What the exercise asks
Translate this sentence from the CartPole tutorial extract below into Spanish: "This will allow the agent to take the velocity of the pole into account from one image."

Source extract
Some sections of this tutorial are copied and adapted from the Reinforcement Learning (DQN) Tutorial , written by Author: Adam Paszke, credits attributed to him.


The agent has to decide between two actions - moving the cart left or right - so that the pole attached to it stays upright. You can find an official leaderboard with various algorithms and visualizations at the Gym website.


Fig. 1 cartpole

As the agent observes the current state of the environment and chooses an action, the environment transitions to a new state, and also returns a reward that indicates the consequences of the action. In this task, rewards are +1 for every incremental timestep and the environment terminates if the pole falls over too far or the cart moves more then 2.4 units away from center. This means better performing scenarios will run for longer duration, accumulating larger return.

The CartPole task is designed so that the inputs to the agent are 4 real values representing the environment state (position, velocity, etc.). However, neural networks can solve the task purely by looking at the scene, so we’ll use a patch of the screen centered on the cart as an input. Because of this, our results aren’t directly comparable to the ones from the official leaderboard - our task is much harder. Unfortunately this does slow down the training, because we have to render all the frames.

Strictly speaking, we will present the state as the difference between the current screen patch and the previous one. This will allow the agent to take the velocity of the pole into account from one image.

A theoretical explanation of DQN

Our environment is deterministic, so all equations presented here are also formulated deterministically for the sake of simplicity. In the reinforcement learning literature, they would also contain expectations over stochastic transitions in the environment.

Our aim will be to train a policy that tries to maximize the discounted, cumulative reward \(R_{t_0} = \sum_{t=t_0}^{\infty} \gamma^{t - t_0} r_t\), where \(R_{t_0}\) is also known as the return. The discount, \(\gamma\), should be a constant between \(0\) and \(1\) that ensures the sum converges. It makes rewards from the uncertain far future less important for our agent than the ones in the near future that it can be fairly confident about.

Element box items:

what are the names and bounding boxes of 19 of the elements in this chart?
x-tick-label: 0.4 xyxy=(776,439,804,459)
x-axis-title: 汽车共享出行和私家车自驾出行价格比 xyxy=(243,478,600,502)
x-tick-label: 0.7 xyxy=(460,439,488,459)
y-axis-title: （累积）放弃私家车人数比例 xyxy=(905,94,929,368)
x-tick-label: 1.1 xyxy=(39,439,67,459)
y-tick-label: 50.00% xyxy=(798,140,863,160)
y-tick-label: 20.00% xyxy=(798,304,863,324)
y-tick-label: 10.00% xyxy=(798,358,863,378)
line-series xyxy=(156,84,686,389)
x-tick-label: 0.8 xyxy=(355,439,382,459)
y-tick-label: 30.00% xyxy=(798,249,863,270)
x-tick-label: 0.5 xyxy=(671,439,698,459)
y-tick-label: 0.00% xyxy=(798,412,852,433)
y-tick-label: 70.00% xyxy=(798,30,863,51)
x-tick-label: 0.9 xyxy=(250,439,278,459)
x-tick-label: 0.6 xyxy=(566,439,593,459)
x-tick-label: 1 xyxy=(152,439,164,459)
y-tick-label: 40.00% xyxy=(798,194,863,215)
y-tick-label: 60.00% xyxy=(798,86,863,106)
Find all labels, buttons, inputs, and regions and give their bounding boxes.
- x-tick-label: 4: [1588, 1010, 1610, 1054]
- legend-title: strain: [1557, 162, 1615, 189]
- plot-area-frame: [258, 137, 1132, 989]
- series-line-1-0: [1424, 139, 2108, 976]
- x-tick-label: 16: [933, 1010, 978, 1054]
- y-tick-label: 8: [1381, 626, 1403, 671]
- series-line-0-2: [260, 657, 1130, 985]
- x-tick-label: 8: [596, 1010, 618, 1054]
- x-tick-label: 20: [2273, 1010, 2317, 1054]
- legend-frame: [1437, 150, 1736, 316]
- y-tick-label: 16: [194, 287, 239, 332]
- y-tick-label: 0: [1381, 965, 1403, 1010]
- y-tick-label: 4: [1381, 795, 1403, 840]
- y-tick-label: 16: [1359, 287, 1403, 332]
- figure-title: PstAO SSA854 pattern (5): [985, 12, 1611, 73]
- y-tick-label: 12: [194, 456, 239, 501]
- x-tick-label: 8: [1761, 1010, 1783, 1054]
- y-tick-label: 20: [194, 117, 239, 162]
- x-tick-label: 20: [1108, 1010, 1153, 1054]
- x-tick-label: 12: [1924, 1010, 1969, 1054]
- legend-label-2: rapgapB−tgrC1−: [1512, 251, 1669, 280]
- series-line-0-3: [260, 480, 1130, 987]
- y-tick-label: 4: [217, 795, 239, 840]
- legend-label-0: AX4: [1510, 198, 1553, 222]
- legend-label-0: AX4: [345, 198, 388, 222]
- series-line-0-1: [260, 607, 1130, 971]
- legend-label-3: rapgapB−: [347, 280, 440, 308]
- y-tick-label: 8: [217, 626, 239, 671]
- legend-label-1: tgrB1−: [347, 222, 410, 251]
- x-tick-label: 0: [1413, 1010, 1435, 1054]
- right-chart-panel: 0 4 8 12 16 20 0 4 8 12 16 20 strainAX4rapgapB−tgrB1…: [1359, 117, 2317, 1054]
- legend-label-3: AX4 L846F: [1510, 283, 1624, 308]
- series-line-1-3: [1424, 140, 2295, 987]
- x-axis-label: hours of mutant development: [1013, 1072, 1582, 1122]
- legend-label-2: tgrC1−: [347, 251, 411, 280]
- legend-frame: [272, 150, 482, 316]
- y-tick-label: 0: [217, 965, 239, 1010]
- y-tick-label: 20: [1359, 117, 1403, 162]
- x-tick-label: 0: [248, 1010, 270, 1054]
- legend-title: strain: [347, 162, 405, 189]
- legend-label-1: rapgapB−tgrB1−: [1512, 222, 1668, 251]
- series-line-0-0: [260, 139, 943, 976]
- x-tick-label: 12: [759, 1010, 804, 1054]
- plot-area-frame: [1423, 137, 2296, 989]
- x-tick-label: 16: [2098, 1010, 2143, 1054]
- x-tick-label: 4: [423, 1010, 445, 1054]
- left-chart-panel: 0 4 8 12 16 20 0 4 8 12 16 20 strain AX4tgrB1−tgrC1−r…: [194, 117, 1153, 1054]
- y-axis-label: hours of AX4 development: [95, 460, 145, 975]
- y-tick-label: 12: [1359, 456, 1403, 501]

Solution to the problem
Esto permitirá al agente tener en cuenta la velocidad del poste a partir de una sola imagen.